* _AIM_
Write out the listing below in full and exactly, leaving out every picture.

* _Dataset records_
++++++++

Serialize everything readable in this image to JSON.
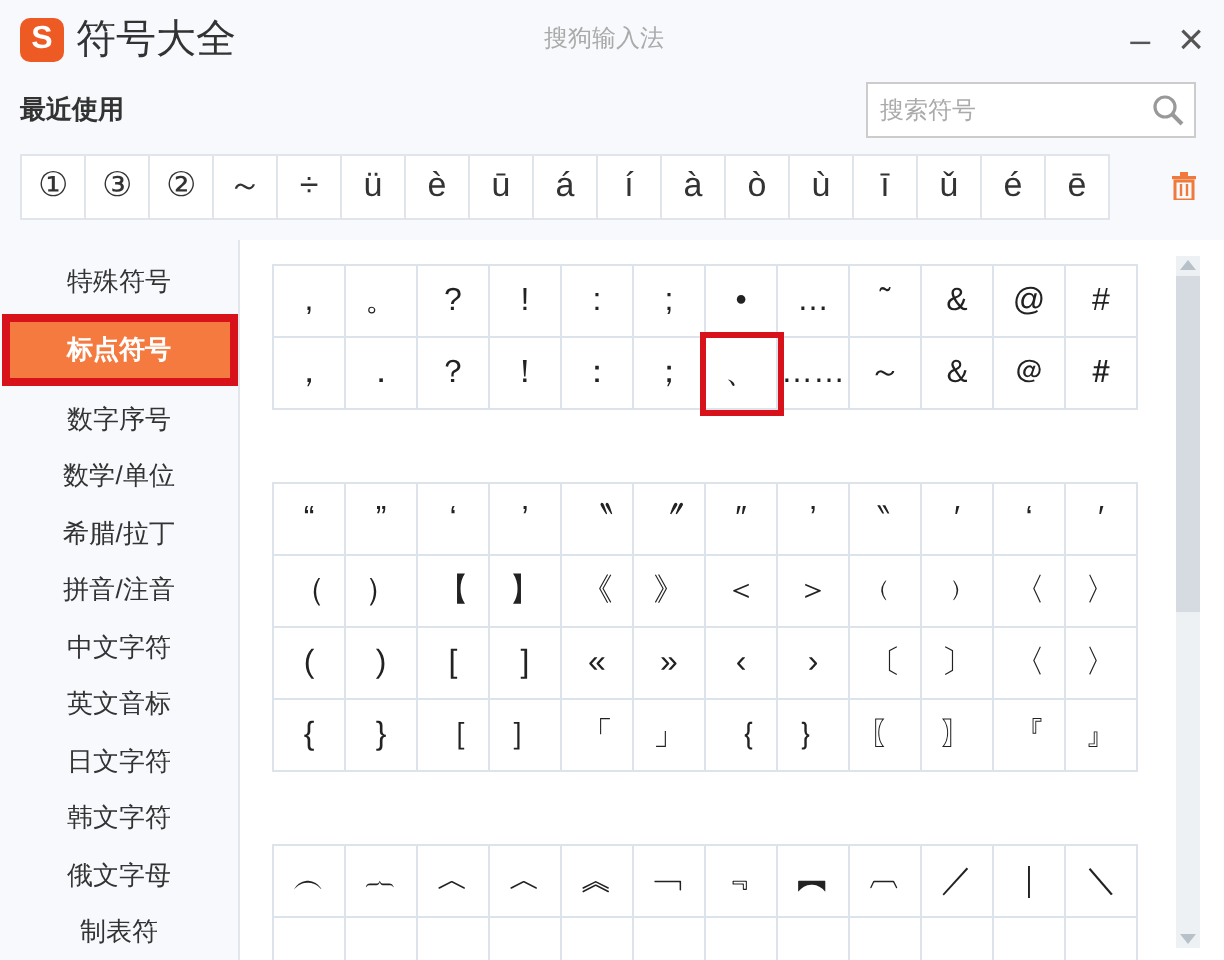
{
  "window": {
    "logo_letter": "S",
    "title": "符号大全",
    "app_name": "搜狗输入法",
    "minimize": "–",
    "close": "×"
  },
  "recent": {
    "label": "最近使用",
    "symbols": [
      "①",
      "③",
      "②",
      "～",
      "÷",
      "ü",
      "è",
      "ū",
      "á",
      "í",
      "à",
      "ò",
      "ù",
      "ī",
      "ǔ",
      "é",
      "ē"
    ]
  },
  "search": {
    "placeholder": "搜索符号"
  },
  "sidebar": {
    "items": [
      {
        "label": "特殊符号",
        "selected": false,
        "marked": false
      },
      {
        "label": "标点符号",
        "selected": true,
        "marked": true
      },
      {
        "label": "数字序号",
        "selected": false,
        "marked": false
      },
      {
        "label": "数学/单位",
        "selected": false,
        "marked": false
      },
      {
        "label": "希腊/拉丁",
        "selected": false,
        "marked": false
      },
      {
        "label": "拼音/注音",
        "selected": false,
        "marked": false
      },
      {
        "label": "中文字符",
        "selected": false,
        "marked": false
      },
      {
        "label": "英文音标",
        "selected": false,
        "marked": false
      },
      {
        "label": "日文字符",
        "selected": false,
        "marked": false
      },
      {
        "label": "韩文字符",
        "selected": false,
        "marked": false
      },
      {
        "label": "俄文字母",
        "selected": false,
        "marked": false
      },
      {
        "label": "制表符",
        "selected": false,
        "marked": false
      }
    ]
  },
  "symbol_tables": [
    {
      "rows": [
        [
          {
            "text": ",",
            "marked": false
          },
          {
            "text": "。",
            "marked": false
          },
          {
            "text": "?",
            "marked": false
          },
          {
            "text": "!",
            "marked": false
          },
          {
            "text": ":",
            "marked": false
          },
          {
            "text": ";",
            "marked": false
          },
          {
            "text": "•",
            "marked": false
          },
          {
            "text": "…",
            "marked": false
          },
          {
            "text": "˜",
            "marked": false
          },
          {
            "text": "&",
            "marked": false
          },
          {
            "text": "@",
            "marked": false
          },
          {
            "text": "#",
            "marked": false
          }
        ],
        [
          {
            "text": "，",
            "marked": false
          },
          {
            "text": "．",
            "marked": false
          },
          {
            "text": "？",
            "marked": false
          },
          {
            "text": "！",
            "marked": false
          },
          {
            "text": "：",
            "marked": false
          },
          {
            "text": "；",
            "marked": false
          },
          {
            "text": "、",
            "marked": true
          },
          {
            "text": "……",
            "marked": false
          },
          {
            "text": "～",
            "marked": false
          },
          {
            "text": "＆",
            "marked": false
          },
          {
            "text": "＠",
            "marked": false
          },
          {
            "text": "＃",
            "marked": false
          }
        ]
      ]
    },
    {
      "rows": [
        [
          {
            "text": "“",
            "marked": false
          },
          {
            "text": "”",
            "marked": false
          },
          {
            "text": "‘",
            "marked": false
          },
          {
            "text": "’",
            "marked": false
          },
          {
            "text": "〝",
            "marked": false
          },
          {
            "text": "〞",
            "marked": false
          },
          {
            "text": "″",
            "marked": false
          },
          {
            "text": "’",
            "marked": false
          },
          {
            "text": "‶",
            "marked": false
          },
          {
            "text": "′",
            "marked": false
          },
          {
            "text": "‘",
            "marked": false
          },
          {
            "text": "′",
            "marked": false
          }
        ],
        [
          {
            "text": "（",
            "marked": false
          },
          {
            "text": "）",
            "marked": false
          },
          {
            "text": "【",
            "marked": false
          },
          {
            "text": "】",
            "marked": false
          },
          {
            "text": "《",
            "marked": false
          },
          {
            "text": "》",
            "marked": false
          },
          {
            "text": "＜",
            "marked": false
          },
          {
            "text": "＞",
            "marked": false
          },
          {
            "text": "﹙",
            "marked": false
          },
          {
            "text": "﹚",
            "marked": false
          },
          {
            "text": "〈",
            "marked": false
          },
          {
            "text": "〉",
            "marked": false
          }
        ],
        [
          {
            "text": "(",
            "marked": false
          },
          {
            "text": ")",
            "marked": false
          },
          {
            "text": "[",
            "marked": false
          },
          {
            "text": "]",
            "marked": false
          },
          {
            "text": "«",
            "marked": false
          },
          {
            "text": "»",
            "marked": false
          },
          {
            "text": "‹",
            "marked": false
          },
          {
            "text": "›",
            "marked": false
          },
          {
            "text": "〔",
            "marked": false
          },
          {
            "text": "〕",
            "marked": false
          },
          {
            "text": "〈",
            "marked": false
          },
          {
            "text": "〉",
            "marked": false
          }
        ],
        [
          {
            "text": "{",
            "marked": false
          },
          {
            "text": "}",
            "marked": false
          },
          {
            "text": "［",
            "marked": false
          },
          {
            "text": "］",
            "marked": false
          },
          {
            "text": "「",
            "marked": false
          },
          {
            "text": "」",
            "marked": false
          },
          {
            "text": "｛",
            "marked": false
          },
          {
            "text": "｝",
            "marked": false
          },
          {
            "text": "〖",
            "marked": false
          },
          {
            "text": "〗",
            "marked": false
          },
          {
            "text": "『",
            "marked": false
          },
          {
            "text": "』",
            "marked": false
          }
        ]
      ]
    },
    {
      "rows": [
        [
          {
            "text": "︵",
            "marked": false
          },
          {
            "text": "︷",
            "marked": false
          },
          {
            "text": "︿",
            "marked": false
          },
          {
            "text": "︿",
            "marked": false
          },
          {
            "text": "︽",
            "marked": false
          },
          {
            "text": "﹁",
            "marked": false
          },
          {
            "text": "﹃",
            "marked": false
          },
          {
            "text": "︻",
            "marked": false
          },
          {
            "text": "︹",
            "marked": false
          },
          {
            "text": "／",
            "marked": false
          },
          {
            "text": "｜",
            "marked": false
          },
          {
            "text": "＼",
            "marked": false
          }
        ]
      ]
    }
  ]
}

++++++++

* _WRITTEN ANSWER_
Serialize everything readable in this image to JSON.
{
  "window": {
    "logo_letter": "S",
    "title": "符号大全",
    "app_name": "搜狗输入法",
    "minimize": "–",
    "close": "×"
  },
  "recent": {
    "label": "最近使用",
    "symbols": [
      "①",
      "③",
      "②",
      "～",
      "÷",
      "ü",
      "è",
      "ū",
      "á",
      "í",
      "à",
      "ò",
      "ù",
      "ī",
      "ǔ",
      "é",
      "ē"
    ]
  },
  "search": {
    "placeholder": "搜索符号"
  },
  "sidebar": {
    "items": [
      {
        "label": "特殊符号",
        "selected": false,
        "marked": false
      },
      {
        "label": "标点符号",
        "selected": true,
        "marked": true
      },
      {
        "label": "数字序号",
        "selected": false,
        "marked": false
      },
      {
        "label": "数学/单位",
        "selected": false,
        "marked": false
      },
      {
        "label": "希腊/拉丁",
        "selected": false,
        "marked": false
      },
      {
        "label": "拼音/注音",
        "selected": false,
        "marked": false
      },
      {
        "label": "中文字符",
        "selected": false,
        "marked": false
      },
      {
        "label": "英文音标",
        "selected": false,
        "marked": false
      },
      {
        "label": "日文字符",
        "selected": false,
        "marked": false
      },
      {
        "label": "韩文字符",
        "selected": false,
        "marked": false
      },
      {
        "label": "俄文字母",
        "selected": false,
        "marked": false
      },
      {
        "label": "制表符",
        "selected": false,
        "marked": false
      }
    ]
  },
  "symbol_tables": [
    {
      "rows": [
        [
          {
            "text": ",",
            "marked": false
          },
          {
            "text": "。",
            "marked": false
          },
          {
            "text": "?",
            "marked": false
          },
          {
            "text": "!",
            "marked": false
          },
          {
            "text": ":",
            "marked": false
          },
          {
            "text": ";",
            "marked": false
          },
          {
            "text": "•",
            "marked": false
          },
          {
            "text": "…",
            "marked": false
          },
          {
            "text": "˜",
            "marked": false
          },
          {
            "text": "&",
            "marked": false
          },
          {
            "text": "@",
            "marked": false
          },
          {
            "text": "#",
            "marked": false
          }
        ],
        [
          {
            "text": "，",
            "marked": false
          },
          {
            "text": "．",
            "marked": false
          },
          {
            "text": "？",
            "marked": false
          },
          {
            "text": "！",
            "marked": false
          },
          {
            "text": "：",
            "marked": false
          },
          {
            "text": "；",
            "marked": false
          },
          {
            "text": "、",
            "marked": true
          },
          {
            "text": "……",
            "marked": false
          },
          {
            "text": "～",
            "marked": false
          },
          {
            "text": "＆",
            "marked": false
          },
          {
            "text": "＠",
            "marked": false
          },
          {
            "text": "＃",
            "marked": false
          }
        ]
      ]
    },
    {
      "rows": [
        [
          {
            "text": "“",
            "marked": false
          },
          {
            "text": "”",
            "marked": false
          },
          {
            "text": "‘",
            "marked": false
          },
          {
            "text": "’",
            "marked": false
          },
          {
            "text": "〝",
            "marked": false
          },
          {
            "text": "〞",
            "marked": false
          },
          {
            "text": "″",
            "marked": false
          },
          {
            "text": "’",
            "marked": false
          },
          {
            "text": "‶",
            "marked": false
          },
          {
            "text": "′",
            "marked": false
          },
          {
            "text": "‘",
            "marked": false
          },
          {
            "text": "′",
            "marked": false
          }
        ],
        [
          {
            "text": "（",
            "marked": false
          },
          {
            "text": "）",
            "marked": false
          },
          {
            "text": "【",
            "marked": false
          },
          {
            "text": "】",
            "marked": false
          },
          {
            "text": "《",
            "marked": false
          },
          {
            "text": "》",
            "marked": false
          },
          {
            "text": "＜",
            "marked": false
          },
          {
            "text": "＞",
            "marked": false
          },
          {
            "text": "﹙",
            "marked": false
          },
          {
            "text": "﹚",
            "marked": false
          },
          {
            "text": "〈",
            "marked": false
          },
          {
            "text": "〉",
            "marked": false
          }
        ],
        [
          {
            "text": "(",
            "marked": false
          },
          {
            "text": ")",
            "marked": false
          },
          {
            "text": "[",
            "marked": false
          },
          {
            "text": "]",
            "marked": false
          },
          {
            "text": "«",
            "marked": false
          },
          {
            "text": "»",
            "marked": false
          },
          {
            "text": "‹",
            "marked": false
          },
          {
            "text": "›",
            "marked": false
          },
          {
            "text": "〔",
            "marked": false
          },
          {
            "text": "〕",
            "marked": false
          },
          {
            "text": "〈",
            "marked": false
          },
          {
            "text": "〉",
            "marked": false
          }
        ],
        [
          {
            "text": "{",
            "marked": false
          },
          {
            "text": "}",
            "marked": false
          },
          {
            "text": "［",
            "marked": false
          },
          {
            "text": "］",
            "marked": false
          },
          {
            "text": "「",
            "marked": false
          },
          {
            "text": "」",
            "marked": false
          },
          {
            "text": "｛",
            "marked": false
          },
          {
            "text": "｝",
            "marked": false
          },
          {
            "text": "〖",
            "marked": false
          },
          {
            "text": "〗",
            "marked": false
          },
          {
            "text": "『",
            "marked": false
          },
          {
            "text": "』",
            "marked": false
          }
        ]
      ]
    },
    {
      "rows": [
        [
          {
            "text": "︵",
            "marked": false
          },
          {
            "text": "︷",
            "marked": false
          },
          {
            "text": "︿",
            "marked": false
          },
          {
            "text": "︿",
            "marked": false
          },
          {
            "text": "︽",
            "marked": false
          },
          {
            "text": "﹁",
            "marked": false
          },
          {
            "text": "﹃",
            "marked": false
          },
          {
            "text": "︻",
            "marked": false
          },
          {
            "text": "︹",
            "marked": false
          },
          {
            "text": "／",
            "marked": false
          },
          {
            "text": "｜",
            "marked": false
          },
          {
            "text": "＼",
            "marked": false
          }
        ]
      ]
    }
  ]
}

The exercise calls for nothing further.